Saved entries
Start

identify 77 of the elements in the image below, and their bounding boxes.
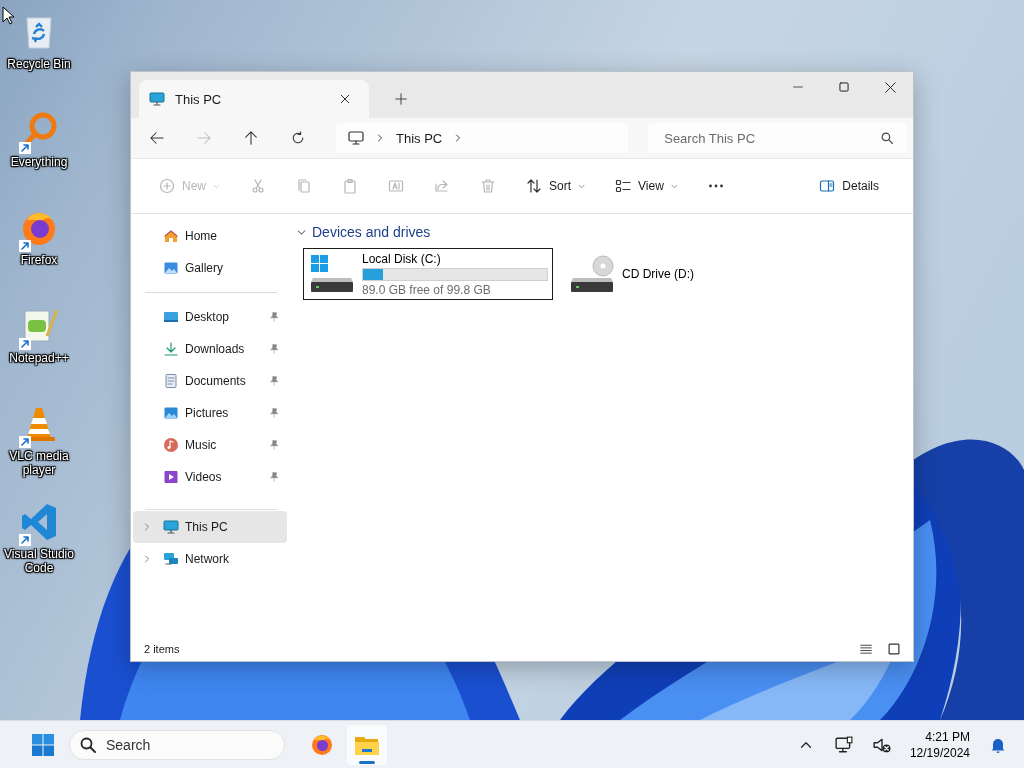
mouse-pointer-icon [2, 6, 14, 25]
cd-drive-icon [570, 254, 614, 294]
forward-arrow-icon [196, 131, 211, 145]
drive-icon [310, 254, 354, 294]
chevron-down-icon [578, 182, 586, 190]
taskbar-app-button[interactable] [347, 724, 387, 765]
monitor-icon [348, 130, 364, 146]
share-icon [434, 178, 450, 194]
bell-icon [990, 736, 1006, 753]
back-arrow-icon [149, 131, 164, 145]
chevron-down-icon [297, 227, 306, 237]
rename-icon [388, 178, 404, 194]
sort-icon [526, 178, 542, 194]
drive-name: CD Drive (D:) [622, 267, 695, 281]
monitor-icon [163, 519, 179, 535]
scissors-icon [250, 178, 266, 194]
clipboard-icon [342, 178, 358, 194]
sidebar-item[interactable]: This PC [133, 511, 287, 543]
sidebar-item[interactable]: Network [133, 543, 287, 575]
network-icon [163, 551, 179, 567]
sidebar-item[interactable]: Downloads [133, 333, 287, 365]
list-view-icon [615, 178, 632, 194]
list-icon [860, 643, 872, 655]
tiles-icon [888, 643, 900, 655]
download-icon [163, 341, 179, 357]
free-space-text: 89.0 GB free of 99.8 GB [362, 282, 492, 297]
breadcrumb-item[interactable]: This PC [396, 130, 443, 146]
sidebar-item[interactable]: Videos [133, 461, 287, 493]
network-monitor-icon [834, 735, 853, 754]
sort-button[interactable]: Sort [518, 170, 594, 202]
plus-circle-icon [159, 178, 175, 194]
globe-icon [310, 732, 334, 757]
tab[interactable]: This PC [139, 80, 369, 118]
music-icon [163, 437, 179, 453]
details-button[interactable]: Details [811, 170, 887, 202]
sidebar-item[interactable]: Gallery [133, 252, 287, 284]
windows-logo-icon [31, 732, 55, 757]
maximize-icon [839, 82, 849, 92]
chevron-right-icon [143, 523, 151, 531]
search-icon [80, 736, 96, 753]
picture-icon [163, 405, 179, 421]
drive-tile[interactable]: CD Drive (D:) [563, 248, 813, 300]
copy-icon [296, 178, 312, 194]
sidebar-item[interactable]: Documents [133, 365, 287, 397]
drive-name: Local Disk (C:) [362, 251, 442, 266]
taskbar-search-field[interactable]: Search [69, 729, 285, 760]
view-button[interactable]: View [607, 170, 686, 202]
chevron-right-icon [454, 134, 463, 142]
clock[interactable]: 4:21 PM 12/19/2024 [905, 728, 974, 761]
up-arrow-icon [244, 131, 259, 145]
drive-tile[interactable]: Local Disk (C:) 89.0 GB free of 99.8 GB [303, 248, 553, 300]
video-icon [163, 469, 179, 485]
code-editor-icon [19, 502, 59, 542]
details-pane-icon [819, 178, 836, 194]
trash-icon [480, 178, 496, 194]
item-count: 2 items [144, 643, 181, 655]
refresh-icon [291, 131, 306, 145]
sidebar-item[interactable]: Music [133, 429, 287, 461]
close-icon [884, 81, 896, 93]
sidebar-item[interactable]: Home [133, 220, 287, 252]
desktop-icon [163, 309, 179, 325]
home-icon [163, 228, 179, 244]
sidebar-item[interactable]: Pictures [133, 397, 287, 429]
address-bar[interactable]: This PC [336, 123, 629, 153]
search-icon [881, 132, 894, 144]
section-header[interactable]: Devices and drives [297, 220, 431, 244]
plus-icon [395, 93, 407, 105]
document-icon [163, 373, 179, 389]
chevron-right-icon [376, 134, 384, 142]
chevron-down-icon [213, 182, 220, 190]
gallery-icon [163, 260, 179, 276]
search-field[interactable]: Search This PC [648, 123, 908, 153]
chevron-right-icon [143, 555, 151, 563]
chevron-down-icon [670, 182, 678, 190]
monitor-icon [149, 91, 165, 107]
close-icon [340, 94, 350, 104]
sidebar-item[interactable]: Desktop [133, 301, 287, 333]
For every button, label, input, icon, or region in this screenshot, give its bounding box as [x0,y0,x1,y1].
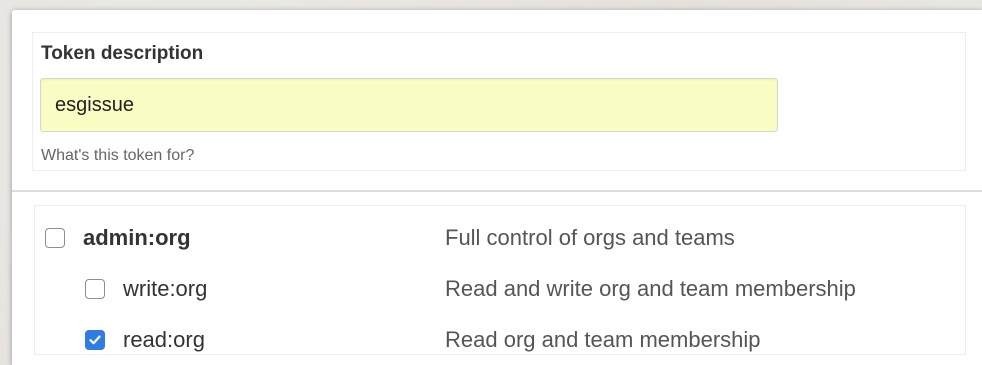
scope-name-admin-org: admin:org [83,225,191,250]
scope-description-read-org: Read org and team membership [445,327,761,352]
token-description-section: Token description What's this token for? [32,32,966,171]
token-settings-panel: Token description What's this token for?… [12,10,982,365]
scope-row-admin-org: admin:org Full control of orgs and teams [35,218,965,258]
scope-checkbox-write-org[interactable] [85,279,105,299]
checkmark-icon [89,335,101,345]
scopes-list: admin:org Full control of orgs and teams… [34,205,966,355]
token-description-hint: What's this token for? [41,147,195,164]
scope-description-write-org: Read and write org and team membership [445,276,856,301]
scope-checkbox-read-org[interactable] [85,330,105,350]
scope-description-admin-org: Full control of orgs and teams [445,225,735,250]
section-divider [12,190,982,192]
scope-row-write-org: write:org Read and write org and team me… [35,269,965,309]
scope-name-read-org: read:org [123,327,205,352]
scope-row-read-org: read:org Read org and team membership [35,320,965,360]
scope-name-write-org: write:org [123,276,208,301]
token-description-label: Token description [41,43,204,64]
scope-checkbox-admin-org[interactable] [45,228,65,248]
token-description-input[interactable] [40,78,778,132]
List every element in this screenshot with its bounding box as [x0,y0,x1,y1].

End

- [Goal] Repeat the lines of the data above exactly, from the line with "scope-name-admin-org: admin:org [83,225,191,250]" up to and including the line with "section-divider [12,190,982,192]".

- [Exercise result]
scope-name-admin-org: admin:org [83,225,191,250]
scope-description-read-org: Read org and team membership [445,327,761,352]
token-description-section: Token description What's this token for? [32,32,966,171]
token-settings-panel: Token description What's this token for?… [12,10,982,365]
scope-row-admin-org: admin:org Full control of orgs and teams [35,218,965,258]
scope-checkbox-write-org[interactable] [85,279,105,299]
checkmark-icon [89,335,101,345]
scopes-list: admin:org Full control of orgs and teams… [34,205,966,355]
token-description-hint: What's this token for? [41,147,195,164]
scope-description-write-org: Read and write org and team membership [445,276,856,301]
scope-checkbox-read-org[interactable] [85,330,105,350]
scope-description-admin-org: Full control of orgs and teams [445,225,735,250]
section-divider [12,190,982,192]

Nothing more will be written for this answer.